→ **YOUR TASK**
Determine how many lines contain the string "entzule". Respond with that number and nothing more.

→ **MATERIAL FOR THIS TASK**

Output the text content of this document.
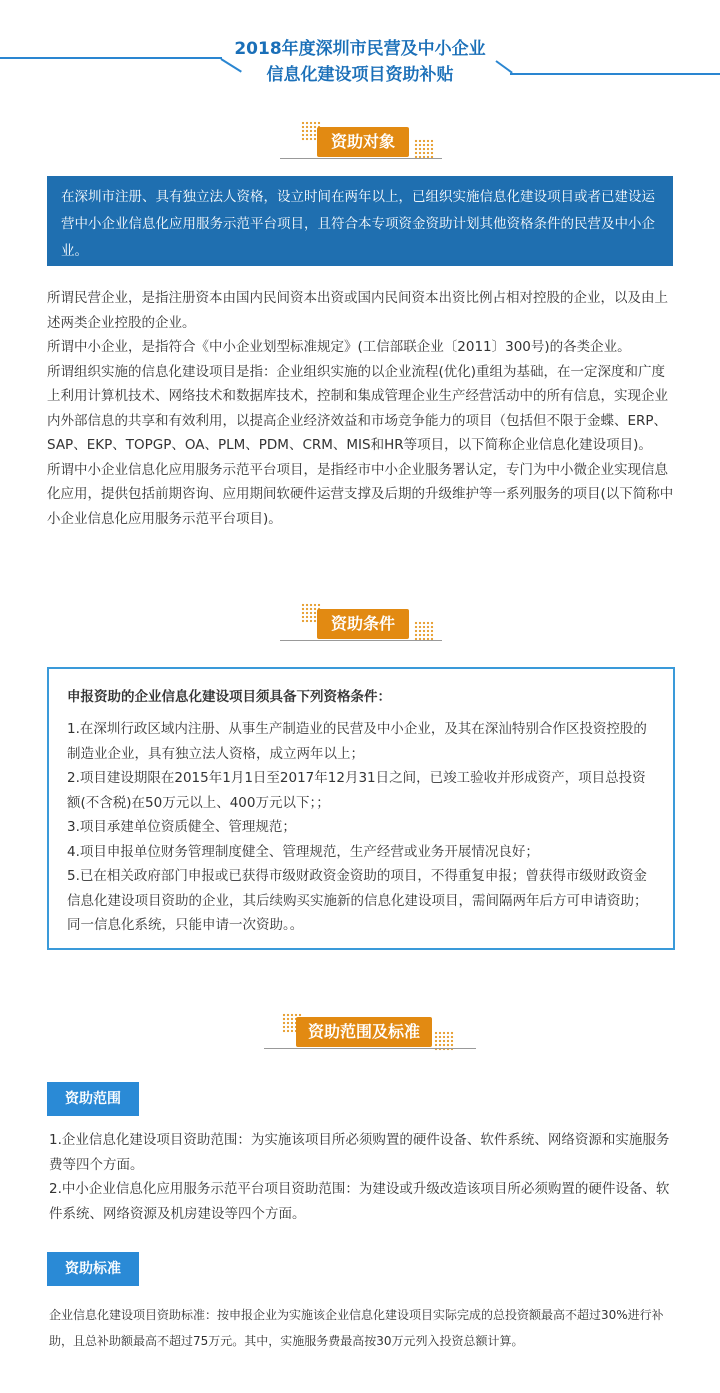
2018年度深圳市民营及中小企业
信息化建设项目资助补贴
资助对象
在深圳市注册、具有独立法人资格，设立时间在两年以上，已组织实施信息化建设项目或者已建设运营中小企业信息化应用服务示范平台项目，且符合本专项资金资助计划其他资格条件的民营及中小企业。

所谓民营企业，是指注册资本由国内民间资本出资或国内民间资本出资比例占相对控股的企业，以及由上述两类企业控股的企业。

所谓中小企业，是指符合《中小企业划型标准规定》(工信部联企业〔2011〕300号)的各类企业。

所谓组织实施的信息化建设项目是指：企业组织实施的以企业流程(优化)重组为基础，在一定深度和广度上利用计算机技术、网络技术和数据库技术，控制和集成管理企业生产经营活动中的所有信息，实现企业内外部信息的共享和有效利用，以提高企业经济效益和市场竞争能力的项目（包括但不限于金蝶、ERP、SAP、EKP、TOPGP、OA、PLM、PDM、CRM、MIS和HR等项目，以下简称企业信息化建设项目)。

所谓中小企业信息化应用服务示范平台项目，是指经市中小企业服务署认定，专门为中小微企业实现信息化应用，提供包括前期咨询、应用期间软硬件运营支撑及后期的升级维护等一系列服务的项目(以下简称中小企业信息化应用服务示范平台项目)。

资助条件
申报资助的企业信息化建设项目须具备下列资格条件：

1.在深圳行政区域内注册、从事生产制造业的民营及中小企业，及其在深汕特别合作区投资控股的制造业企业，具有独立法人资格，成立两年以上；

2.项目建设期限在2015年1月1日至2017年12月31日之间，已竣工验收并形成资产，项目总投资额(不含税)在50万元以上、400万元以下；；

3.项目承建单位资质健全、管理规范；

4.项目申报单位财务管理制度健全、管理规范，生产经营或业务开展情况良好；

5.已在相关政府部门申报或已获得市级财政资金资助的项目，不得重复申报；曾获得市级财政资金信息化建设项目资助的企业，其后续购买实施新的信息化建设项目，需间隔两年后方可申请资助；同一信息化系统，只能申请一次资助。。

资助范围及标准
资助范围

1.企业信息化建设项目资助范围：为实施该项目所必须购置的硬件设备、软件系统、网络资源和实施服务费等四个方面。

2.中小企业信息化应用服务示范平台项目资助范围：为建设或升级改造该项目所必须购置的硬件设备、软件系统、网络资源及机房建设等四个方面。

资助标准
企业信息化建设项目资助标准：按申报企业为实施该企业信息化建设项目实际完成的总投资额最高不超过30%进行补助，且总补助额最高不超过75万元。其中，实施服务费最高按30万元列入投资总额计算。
==
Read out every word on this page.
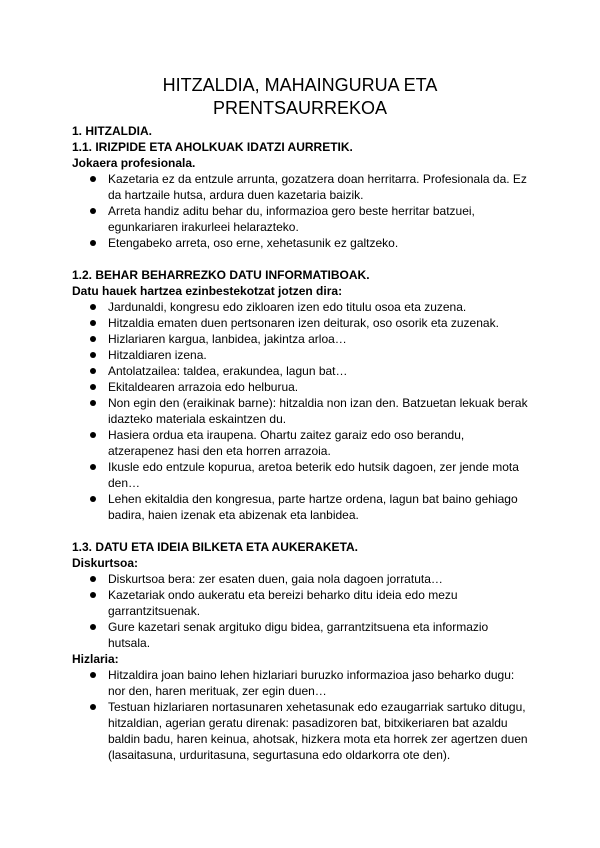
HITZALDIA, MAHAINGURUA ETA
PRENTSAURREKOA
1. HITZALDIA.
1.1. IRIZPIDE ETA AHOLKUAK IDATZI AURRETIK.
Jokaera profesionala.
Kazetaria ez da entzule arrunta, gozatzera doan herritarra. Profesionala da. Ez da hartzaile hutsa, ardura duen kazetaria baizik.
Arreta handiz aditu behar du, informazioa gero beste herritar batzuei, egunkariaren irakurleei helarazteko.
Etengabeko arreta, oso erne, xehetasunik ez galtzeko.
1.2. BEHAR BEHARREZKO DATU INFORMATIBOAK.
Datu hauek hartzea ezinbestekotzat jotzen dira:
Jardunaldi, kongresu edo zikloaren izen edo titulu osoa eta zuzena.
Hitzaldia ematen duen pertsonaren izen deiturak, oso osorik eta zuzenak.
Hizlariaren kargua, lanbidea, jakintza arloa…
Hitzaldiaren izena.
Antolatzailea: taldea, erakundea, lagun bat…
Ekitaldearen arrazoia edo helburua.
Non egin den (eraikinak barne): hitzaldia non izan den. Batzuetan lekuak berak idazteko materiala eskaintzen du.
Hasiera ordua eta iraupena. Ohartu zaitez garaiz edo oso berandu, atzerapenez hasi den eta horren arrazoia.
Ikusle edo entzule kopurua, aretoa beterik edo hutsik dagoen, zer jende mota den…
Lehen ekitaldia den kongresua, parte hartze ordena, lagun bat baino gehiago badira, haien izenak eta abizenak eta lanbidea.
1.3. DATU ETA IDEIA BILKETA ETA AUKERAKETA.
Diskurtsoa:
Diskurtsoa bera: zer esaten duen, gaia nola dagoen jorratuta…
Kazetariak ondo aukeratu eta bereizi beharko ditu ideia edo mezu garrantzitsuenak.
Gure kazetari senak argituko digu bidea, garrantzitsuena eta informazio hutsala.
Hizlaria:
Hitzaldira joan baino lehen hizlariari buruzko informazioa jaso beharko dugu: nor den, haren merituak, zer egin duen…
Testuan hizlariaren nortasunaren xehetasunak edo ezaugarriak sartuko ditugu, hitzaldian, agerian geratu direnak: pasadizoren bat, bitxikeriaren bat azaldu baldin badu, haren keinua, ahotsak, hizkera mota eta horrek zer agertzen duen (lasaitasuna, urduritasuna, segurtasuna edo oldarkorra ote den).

→ **WORKED ANSWER**
2